• [PROBLEM DESCRIPTION] Give every line from the entries that contains "clock".

[Stored data entries]

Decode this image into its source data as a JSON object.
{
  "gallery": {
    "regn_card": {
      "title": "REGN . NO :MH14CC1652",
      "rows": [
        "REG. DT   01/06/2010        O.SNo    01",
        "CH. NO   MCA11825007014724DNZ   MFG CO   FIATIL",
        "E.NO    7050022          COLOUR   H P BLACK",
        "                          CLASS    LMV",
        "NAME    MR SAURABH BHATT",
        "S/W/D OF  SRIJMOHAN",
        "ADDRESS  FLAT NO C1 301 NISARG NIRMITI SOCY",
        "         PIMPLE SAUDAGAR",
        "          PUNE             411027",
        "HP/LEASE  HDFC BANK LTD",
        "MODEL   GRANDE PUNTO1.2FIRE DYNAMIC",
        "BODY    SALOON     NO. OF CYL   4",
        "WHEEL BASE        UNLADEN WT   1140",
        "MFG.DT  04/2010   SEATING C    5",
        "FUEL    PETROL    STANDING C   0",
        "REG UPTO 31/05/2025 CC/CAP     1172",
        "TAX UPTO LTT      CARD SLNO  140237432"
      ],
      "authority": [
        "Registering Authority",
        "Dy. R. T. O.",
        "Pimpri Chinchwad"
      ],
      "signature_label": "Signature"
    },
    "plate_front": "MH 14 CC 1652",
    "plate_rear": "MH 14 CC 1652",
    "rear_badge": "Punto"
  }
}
--
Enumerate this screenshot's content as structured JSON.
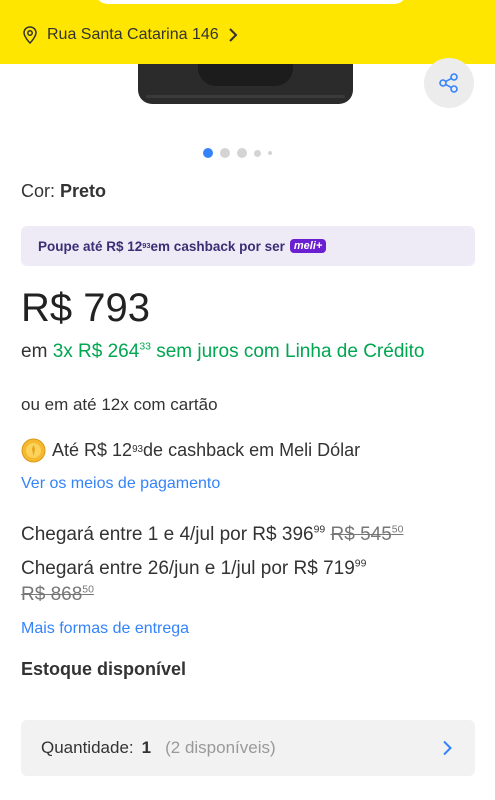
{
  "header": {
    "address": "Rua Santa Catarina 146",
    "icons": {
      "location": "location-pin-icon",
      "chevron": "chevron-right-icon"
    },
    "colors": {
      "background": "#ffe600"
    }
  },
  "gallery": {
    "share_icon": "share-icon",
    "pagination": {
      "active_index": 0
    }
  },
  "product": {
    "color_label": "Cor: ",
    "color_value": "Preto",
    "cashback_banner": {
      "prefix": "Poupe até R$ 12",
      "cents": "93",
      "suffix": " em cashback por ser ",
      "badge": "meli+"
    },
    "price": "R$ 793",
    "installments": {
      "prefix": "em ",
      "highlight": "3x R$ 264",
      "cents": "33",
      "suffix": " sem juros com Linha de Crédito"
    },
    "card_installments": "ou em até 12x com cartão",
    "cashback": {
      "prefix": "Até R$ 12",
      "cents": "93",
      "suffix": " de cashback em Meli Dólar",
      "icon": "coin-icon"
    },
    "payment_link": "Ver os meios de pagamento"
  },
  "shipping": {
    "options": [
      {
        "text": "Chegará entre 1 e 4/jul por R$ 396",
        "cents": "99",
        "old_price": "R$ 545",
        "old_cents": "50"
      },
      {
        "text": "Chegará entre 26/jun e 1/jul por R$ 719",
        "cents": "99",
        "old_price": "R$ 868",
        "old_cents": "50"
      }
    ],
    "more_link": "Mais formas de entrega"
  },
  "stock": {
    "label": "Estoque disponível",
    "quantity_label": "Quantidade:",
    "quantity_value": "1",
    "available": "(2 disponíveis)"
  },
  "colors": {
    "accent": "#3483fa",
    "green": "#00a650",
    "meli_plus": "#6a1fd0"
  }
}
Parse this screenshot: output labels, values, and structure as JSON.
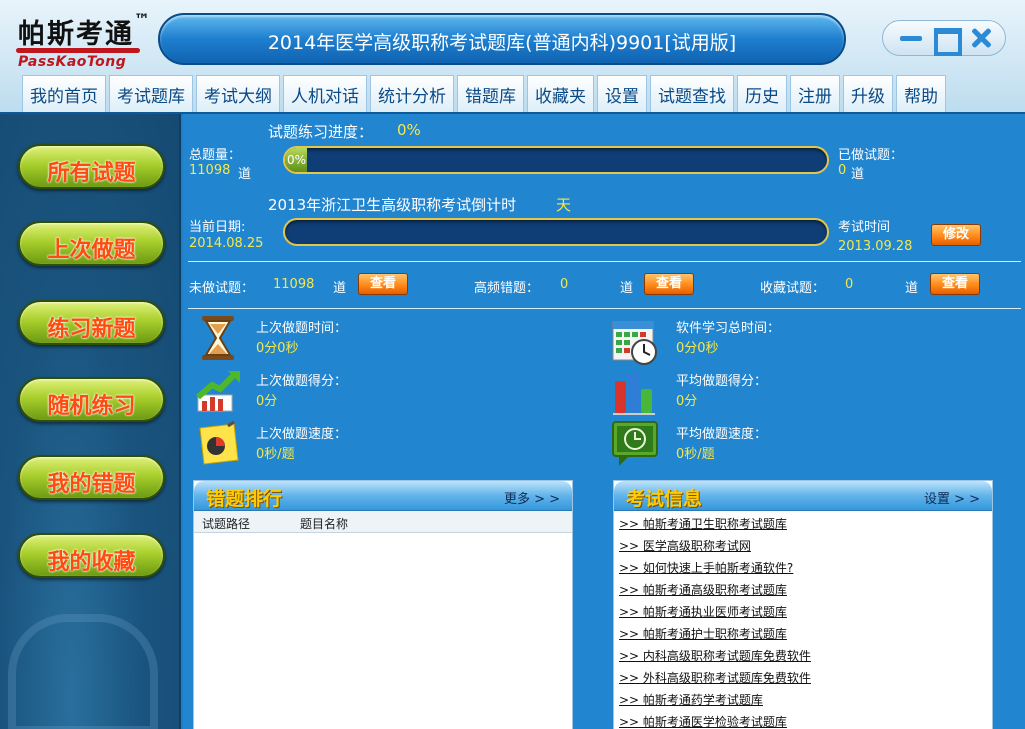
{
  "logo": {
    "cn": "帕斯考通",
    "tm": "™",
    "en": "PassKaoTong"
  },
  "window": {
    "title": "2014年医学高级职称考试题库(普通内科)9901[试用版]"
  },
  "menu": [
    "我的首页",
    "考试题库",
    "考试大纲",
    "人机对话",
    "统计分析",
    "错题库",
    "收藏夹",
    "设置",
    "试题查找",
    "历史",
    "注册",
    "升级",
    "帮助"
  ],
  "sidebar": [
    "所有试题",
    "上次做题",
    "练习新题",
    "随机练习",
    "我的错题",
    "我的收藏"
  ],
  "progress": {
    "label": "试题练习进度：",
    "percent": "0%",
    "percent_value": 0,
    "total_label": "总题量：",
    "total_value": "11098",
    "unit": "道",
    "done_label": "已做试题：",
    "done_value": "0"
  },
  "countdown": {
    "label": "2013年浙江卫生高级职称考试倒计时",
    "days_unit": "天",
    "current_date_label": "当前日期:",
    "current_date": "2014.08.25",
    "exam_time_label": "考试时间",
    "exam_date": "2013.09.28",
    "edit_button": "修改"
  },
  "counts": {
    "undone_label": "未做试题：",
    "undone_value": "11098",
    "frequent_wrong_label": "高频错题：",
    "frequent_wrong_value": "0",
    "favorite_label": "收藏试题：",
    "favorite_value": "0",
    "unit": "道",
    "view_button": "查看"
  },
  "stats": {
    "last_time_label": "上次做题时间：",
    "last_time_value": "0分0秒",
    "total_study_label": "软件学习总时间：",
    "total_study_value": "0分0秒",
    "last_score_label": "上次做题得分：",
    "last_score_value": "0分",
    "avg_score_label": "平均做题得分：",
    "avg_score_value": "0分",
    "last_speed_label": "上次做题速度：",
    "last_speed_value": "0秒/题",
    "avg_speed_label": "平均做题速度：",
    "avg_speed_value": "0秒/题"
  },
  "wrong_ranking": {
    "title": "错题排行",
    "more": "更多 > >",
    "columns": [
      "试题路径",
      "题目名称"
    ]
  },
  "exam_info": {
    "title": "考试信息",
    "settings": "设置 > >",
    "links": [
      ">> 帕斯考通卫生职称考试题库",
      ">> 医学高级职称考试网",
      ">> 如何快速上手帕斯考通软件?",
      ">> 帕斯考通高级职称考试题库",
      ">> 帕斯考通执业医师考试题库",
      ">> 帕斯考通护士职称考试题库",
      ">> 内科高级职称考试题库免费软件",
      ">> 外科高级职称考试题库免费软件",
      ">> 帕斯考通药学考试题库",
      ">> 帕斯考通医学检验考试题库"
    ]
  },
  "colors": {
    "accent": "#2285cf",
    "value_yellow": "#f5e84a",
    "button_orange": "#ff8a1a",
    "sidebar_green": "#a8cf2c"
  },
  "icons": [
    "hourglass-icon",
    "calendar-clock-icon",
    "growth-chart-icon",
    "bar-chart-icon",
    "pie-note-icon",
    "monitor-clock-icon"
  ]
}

• [TASK SOLUTION]
    "calendar-clock-icon",
    "monitor-clock-icon"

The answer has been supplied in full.